(What to produce): Go through the material below and copy all lines with "CLDTOT".

(Data to use):
------------------------------

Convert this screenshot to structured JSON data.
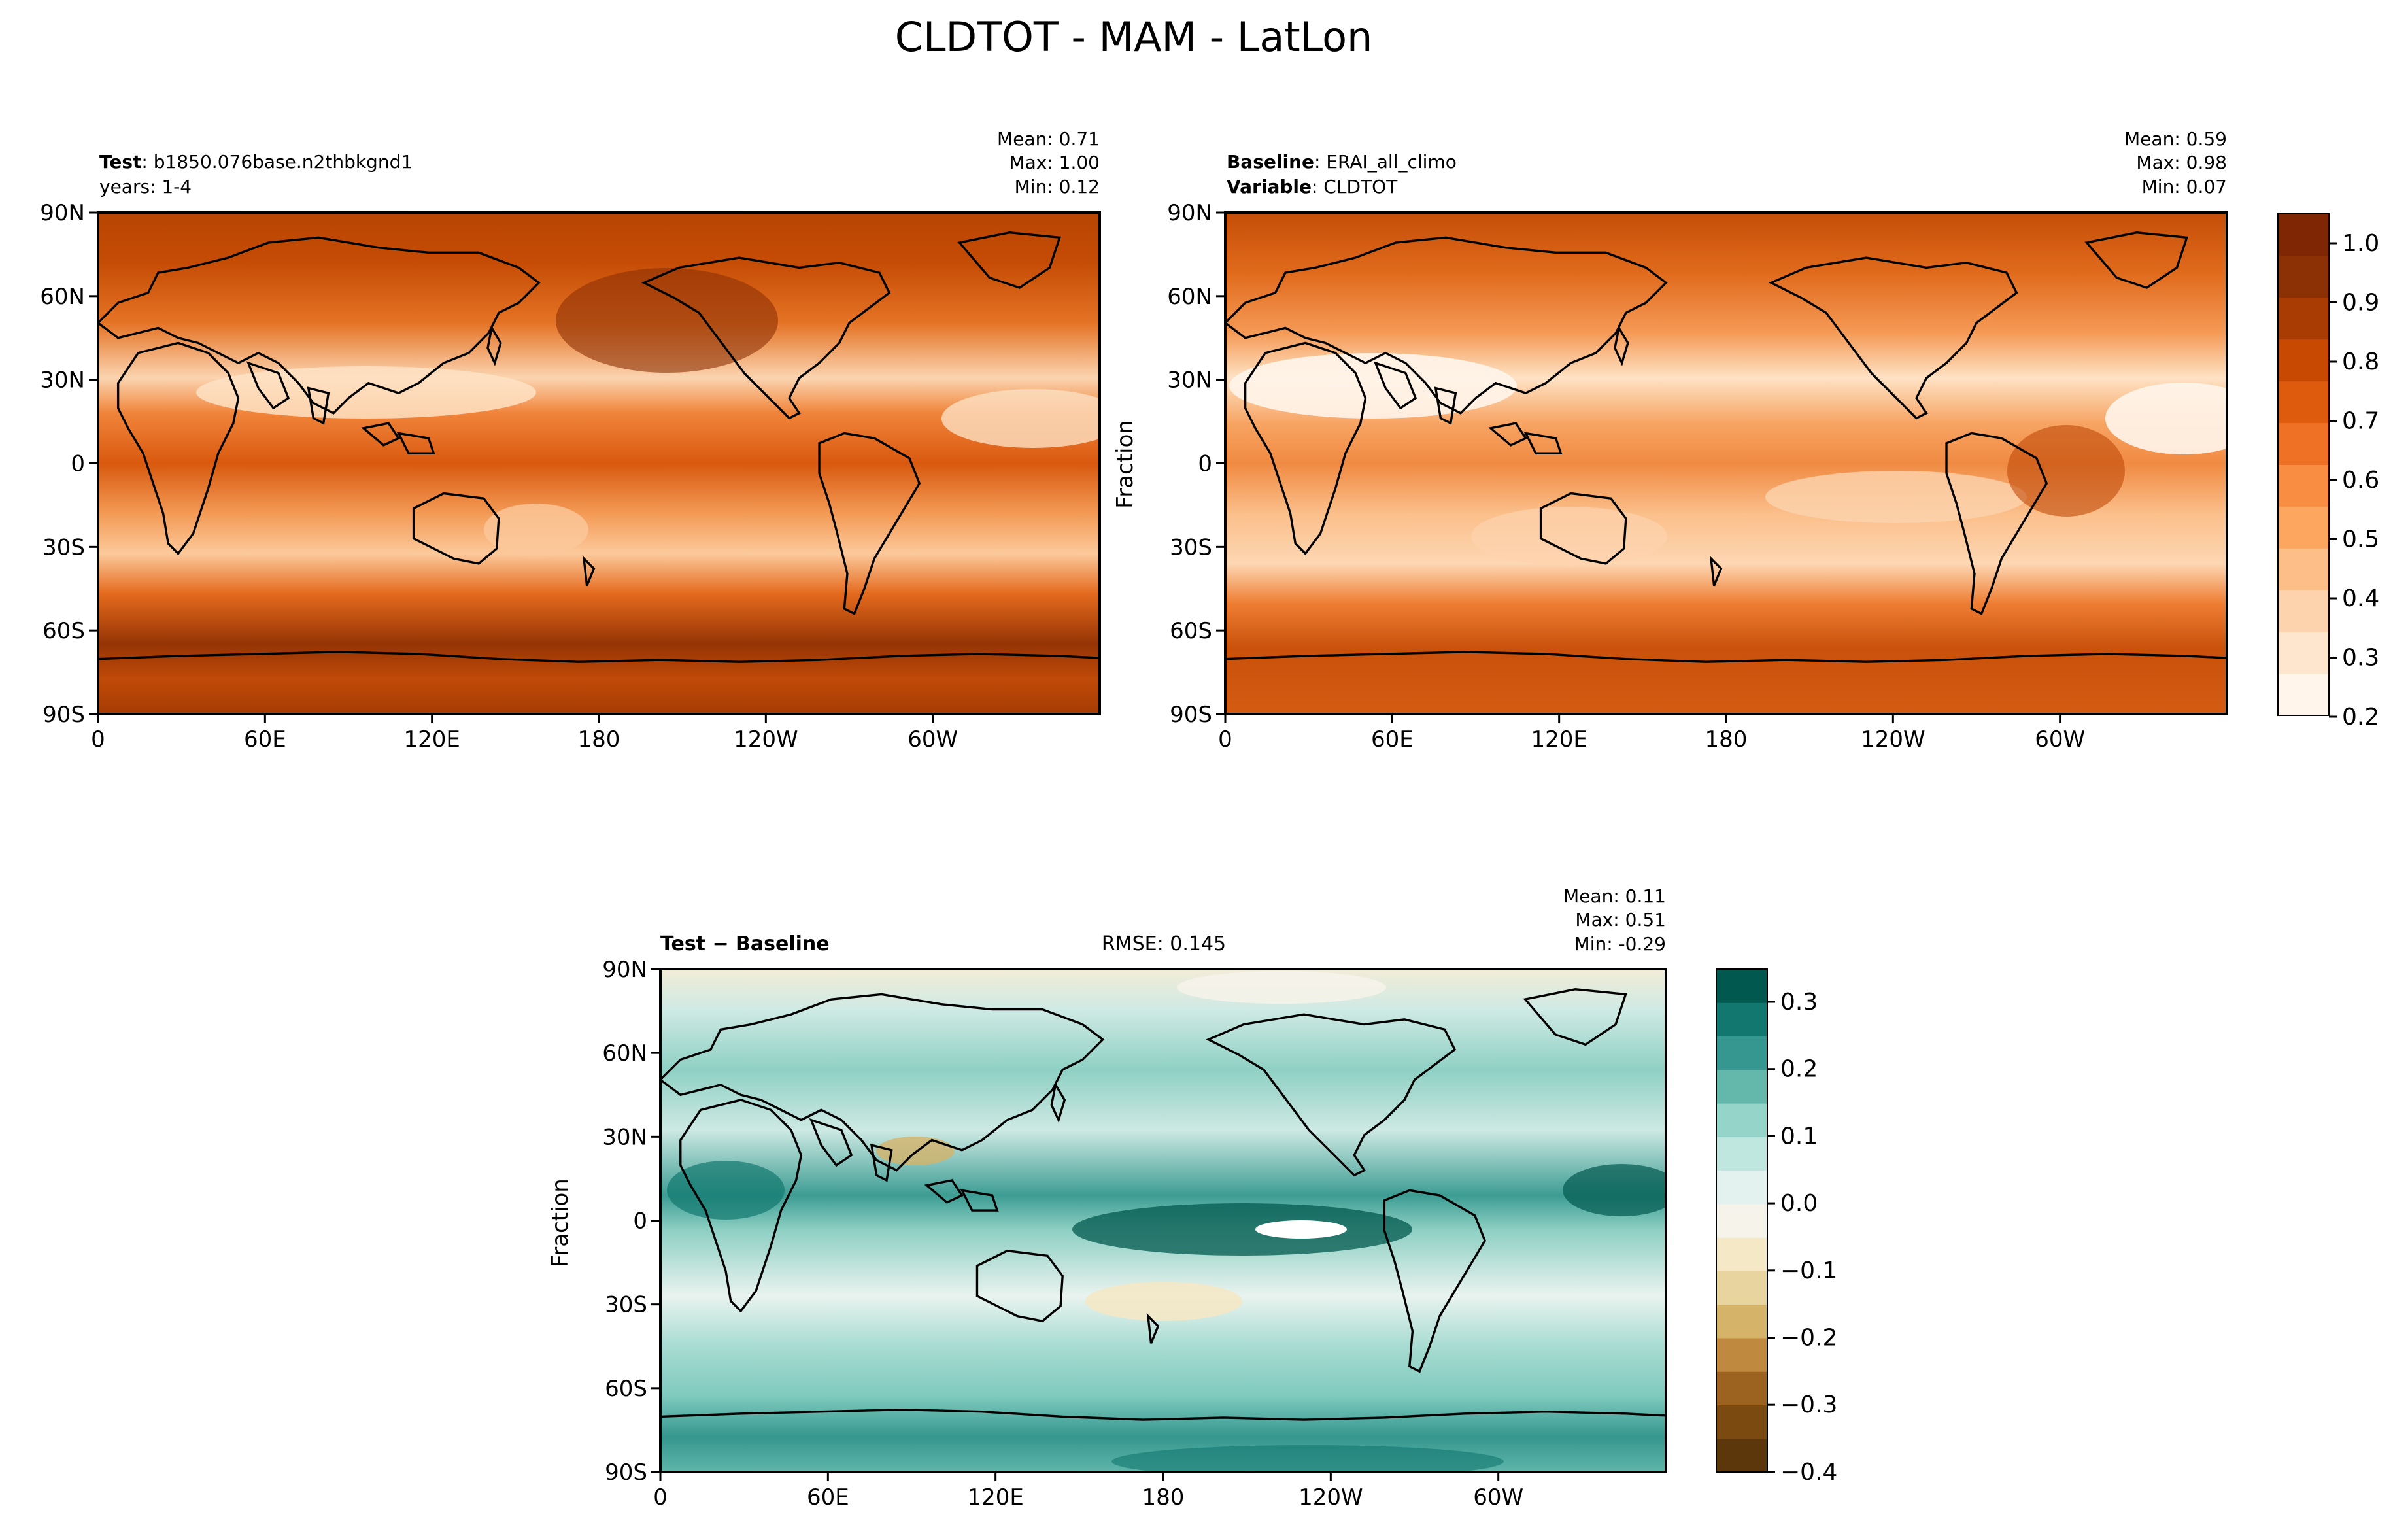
{
  "title": "CLDTOT - MAM - LatLon",
  "panels": [
    {
      "id": "test",
      "left_lines": [
        {
          "bold": "Test",
          "text": ": b1850.076base.n2thbkgnd1"
        },
        {
          "bold": "",
          "text": "years: 1-4"
        }
      ],
      "stats": [
        "Mean:  0.71",
        "Max:  1.00",
        "Min:  0.12"
      ],
      "center_text": "",
      "ylabel": ""
    },
    {
      "id": "baseline",
      "left_lines": [
        {
          "bold": "Baseline",
          "text": ": ERAI_all_climo"
        },
        {
          "bold": "Variable",
          "text": ": CLDTOT"
        }
      ],
      "stats": [
        "Mean:  0.59",
        "Max:  0.98",
        "Min:  0.07"
      ],
      "center_text": "",
      "ylabel": "Fraction"
    },
    {
      "id": "diff",
      "left_lines": [
        {
          "bold": "Test − Baseline",
          "text": ""
        }
      ],
      "stats": [
        "Mean:  0.11",
        "Max:  0.51",
        "Min: -0.29"
      ],
      "center_text": "RMSE: 0.145",
      "ylabel": "Fraction"
    }
  ],
  "axes": {
    "lat_ticks": [
      "90N",
      "60N",
      "30N",
      "0",
      "30S",
      "60S",
      "90S"
    ],
    "lon_ticks": [
      "0",
      "60E",
      "120E",
      "180",
      "120W",
      "60W"
    ]
  },
  "colorbar_main": {
    "ticks": [
      "1.0",
      "0.9",
      "0.8",
      "0.7",
      "0.6",
      "0.5",
      "0.4",
      "0.3",
      "0.2"
    ],
    "colors": [
      "#fff5eb",
      "#fee6ce",
      "#fdd3ae",
      "#fdbe87",
      "#fda660",
      "#f98d41",
      "#ef7125",
      "#de5a0c",
      "#c84a02",
      "#a93c03",
      "#8c3005",
      "#7f2704"
    ]
  },
  "colorbar_diff": {
    "ticks": [
      "0.3",
      "0.2",
      "0.1",
      "0.0",
      "−0.1",
      "−0.2",
      "−0.3",
      "−0.4"
    ],
    "colors": [
      "#5b370b",
      "#7b4a10",
      "#9c6320",
      "#bf8a3f",
      "#d5b369",
      "#e8d49f",
      "#f4e8c6",
      "#f5f3ea",
      "#e3f1ef",
      "#bfe6df",
      "#95d4c9",
      "#64b7ab",
      "#35978f",
      "#11776f",
      "#01584e"
    ]
  },
  "colors": {
    "land_outline": "#000000",
    "main_fill_high": "#8c3005",
    "main_fill_mid": "#e6631a",
    "main_fill_low": "#fff5eb",
    "diff_fill_pos": "#2f9488",
    "diff_fill_neutral": "#d9efea",
    "diff_fill_neg": "#d7b46e"
  }
}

------------------------------

(Final answer):
  "title": "CLDTOT - MAM - LatLon",
          "text": ": CLDTOT"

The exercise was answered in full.